Saved data entries:

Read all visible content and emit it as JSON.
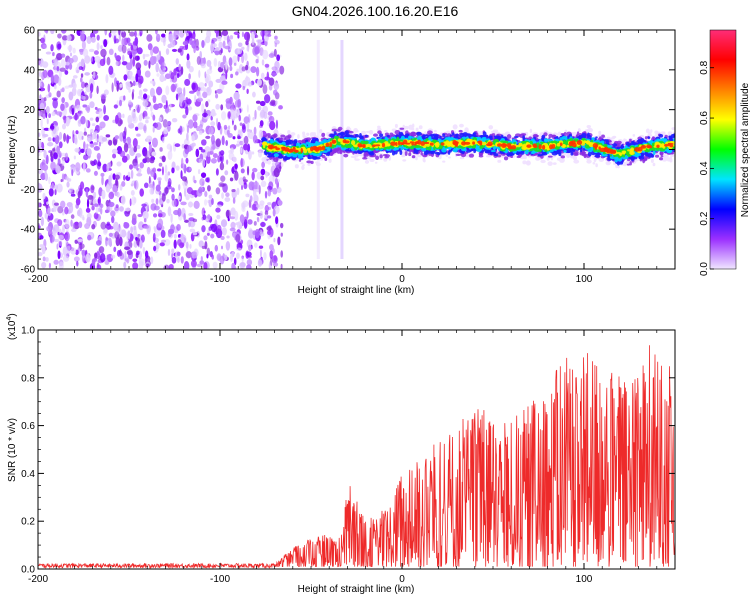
{
  "title": "GN04.2026.100.16.20.E16",
  "chart_data": [
    {
      "type": "heatmap",
      "name": "spectrogram",
      "xlabel": "Height of straight line (km)",
      "ylabel": "Frequency (Hz)",
      "xlim": [
        -200,
        150
      ],
      "ylim": [
        -60,
        60
      ],
      "x_ticks": [
        -200,
        -100,
        0,
        100
      ],
      "y_ticks": [
        60,
        40,
        20,
        0,
        -20,
        -40,
        -60
      ],
      "x_tick_labels": [
        "-200",
        "-100",
        "0",
        "100"
      ],
      "y_tick_labels": [
        "60",
        "40",
        "20",
        "0",
        "-20",
        "-40",
        "-60"
      ],
      "noise_region_km": [
        -200,
        -66
      ],
      "signal_region_km": [
        -76,
        150
      ],
      "signal_band_hz": [
        -5,
        8
      ],
      "signal_center_track": [
        {
          "x": -75,
          "y": 0
        },
        {
          "x": -60,
          "y": -2
        },
        {
          "x": -45,
          "y": -1
        },
        {
          "x": -35,
          "y": 3
        },
        {
          "x": -20,
          "y": 0
        },
        {
          "x": 0,
          "y": 2
        },
        {
          "x": 20,
          "y": 1
        },
        {
          "x": 40,
          "y": 2
        },
        {
          "x": 60,
          "y": 0
        },
        {
          "x": 80,
          "y": 0
        },
        {
          "x": 100,
          "y": 2
        },
        {
          "x": 120,
          "y": -4
        },
        {
          "x": 135,
          "y": 0
        },
        {
          "x": 150,
          "y": 1
        }
      ]
    },
    {
      "type": "colorbar",
      "name": "amplitude-scale",
      "label": "Normalized spectral amplitude",
      "range": [
        0.0,
        0.95
      ],
      "ticks": [
        0.0,
        0.2,
        0.4,
        0.6,
        0.8
      ],
      "tick_labels": [
        "0.0",
        "0.2",
        "0.4",
        "0.6",
        "0.8"
      ],
      "colors": [
        "#f0e6ff",
        "#9b30ff",
        "#0000ff",
        "#00e5ff",
        "#00ff00",
        "#ffff00",
        "#ff8000",
        "#ff0000",
        "#ff2d78"
      ]
    },
    {
      "type": "line",
      "name": "snr",
      "xlabel": "Height of straight line (km)",
      "ylabel": "SNR (10 * v/v)",
      "scale_label": "(x10",
      "scale_exponent": "4",
      "scale_close": ")",
      "xlim": [
        -200,
        150
      ],
      "ylim": [
        0,
        1.0
      ],
      "x_ticks": [
        -200,
        -100,
        0,
        100
      ],
      "y_ticks": [
        0.0,
        0.2,
        0.4,
        0.6,
        0.8,
        1.0
      ],
      "x_tick_labels": [
        "-200",
        "-100",
        "0",
        "100"
      ],
      "y_tick_labels": [
        "0.0",
        "0.2",
        "0.4",
        "0.6",
        "0.8",
        "1.0"
      ],
      "line_color": "#ee2a2a",
      "envelope": [
        {
          "x": -200,
          "y": 0.02
        },
        {
          "x": -70,
          "y": 0.02
        },
        {
          "x": -60,
          "y": 0.09
        },
        {
          "x": -45,
          "y": 0.15
        },
        {
          "x": -35,
          "y": 0.12
        },
        {
          "x": -29,
          "y": 0.36
        },
        {
          "x": -20,
          "y": 0.2
        },
        {
          "x": -10,
          "y": 0.25
        },
        {
          "x": 0,
          "y": 0.4
        },
        {
          "x": 10,
          "y": 0.48
        },
        {
          "x": 20,
          "y": 0.58
        },
        {
          "x": 40,
          "y": 0.68
        },
        {
          "x": 60,
          "y": 0.62
        },
        {
          "x": 80,
          "y": 0.78
        },
        {
          "x": 95,
          "y": 0.96
        },
        {
          "x": 110,
          "y": 0.84
        },
        {
          "x": 125,
          "y": 0.8
        },
        {
          "x": 135,
          "y": 0.95
        },
        {
          "x": 150,
          "y": 0.85
        }
      ]
    }
  ]
}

Stated exercise: Copy each line in full and exactly, omitting any picture.

Solution to the exercise:
Read all visible content and emit it as JSON.
{
  "title": "GN04.2026.100.16.20.E16",
  "chart_data": [
    {
      "type": "heatmap",
      "name": "spectrogram",
      "xlabel": "Height of straight line (km)",
      "ylabel": "Frequency (Hz)",
      "xlim": [
        -200,
        150
      ],
      "ylim": [
        -60,
        60
      ],
      "x_ticks": [
        -200,
        -100,
        0,
        100
      ],
      "y_ticks": [
        60,
        40,
        20,
        0,
        -20,
        -40,
        -60
      ],
      "x_tick_labels": [
        "-200",
        "-100",
        "0",
        "100"
      ],
      "y_tick_labels": [
        "60",
        "40",
        "20",
        "0",
        "-20",
        "-40",
        "-60"
      ],
      "noise_region_km": [
        -200,
        -66
      ],
      "signal_region_km": [
        -76,
        150
      ],
      "signal_band_hz": [
        -5,
        8
      ],
      "signal_center_track": [
        {
          "x": -75,
          "y": 0
        },
        {
          "x": -60,
          "y": -2
        },
        {
          "x": -45,
          "y": -1
        },
        {
          "x": -35,
          "y": 3
        },
        {
          "x": -20,
          "y": 0
        },
        {
          "x": 0,
          "y": 2
        },
        {
          "x": 20,
          "y": 1
        },
        {
          "x": 40,
          "y": 2
        },
        {
          "x": 60,
          "y": 0
        },
        {
          "x": 80,
          "y": 0
        },
        {
          "x": 100,
          "y": 2
        },
        {
          "x": 120,
          "y": -4
        },
        {
          "x": 135,
          "y": 0
        },
        {
          "x": 150,
          "y": 1
        }
      ]
    },
    {
      "type": "colorbar",
      "name": "amplitude-scale",
      "label": "Normalized spectral amplitude",
      "range": [
        0.0,
        0.95
      ],
      "ticks": [
        0.0,
        0.2,
        0.4,
        0.6,
        0.8
      ],
      "tick_labels": [
        "0.0",
        "0.2",
        "0.4",
        "0.6",
        "0.8"
      ],
      "colors": [
        "#f0e6ff",
        "#9b30ff",
        "#0000ff",
        "#00e5ff",
        "#00ff00",
        "#ffff00",
        "#ff8000",
        "#ff0000",
        "#ff2d78"
      ]
    },
    {
      "type": "line",
      "name": "snr",
      "xlabel": "Height of straight line (km)",
      "ylabel": "SNR (10 * v/v)",
      "scale_label": "(x10",
      "scale_exponent": "4",
      "scale_close": ")",
      "xlim": [
        -200,
        150
      ],
      "ylim": [
        0,
        1.0
      ],
      "x_ticks": [
        -200,
        -100,
        0,
        100
      ],
      "y_ticks": [
        0.0,
        0.2,
        0.4,
        0.6,
        0.8,
        1.0
      ],
      "x_tick_labels": [
        "-200",
        "-100",
        "0",
        "100"
      ],
      "y_tick_labels": [
        "0.0",
        "0.2",
        "0.4",
        "0.6",
        "0.8",
        "1.0"
      ],
      "line_color": "#ee2a2a",
      "envelope": [
        {
          "x": -200,
          "y": 0.02
        },
        {
          "x": -70,
          "y": 0.02
        },
        {
          "x": -60,
          "y": 0.09
        },
        {
          "x": -45,
          "y": 0.15
        },
        {
          "x": -35,
          "y": 0.12
        },
        {
          "x": -29,
          "y": 0.36
        },
        {
          "x": -20,
          "y": 0.2
        },
        {
          "x": -10,
          "y": 0.25
        },
        {
          "x": 0,
          "y": 0.4
        },
        {
          "x": 10,
          "y": 0.48
        },
        {
          "x": 20,
          "y": 0.58
        },
        {
          "x": 40,
          "y": 0.68
        },
        {
          "x": 60,
          "y": 0.62
        },
        {
          "x": 80,
          "y": 0.78
        },
        {
          "x": 95,
          "y": 0.96
        },
        {
          "x": 110,
          "y": 0.84
        },
        {
          "x": 125,
          "y": 0.8
        },
        {
          "x": 135,
          "y": 0.95
        },
        {
          "x": 150,
          "y": 0.85
        }
      ]
    }
  ]
}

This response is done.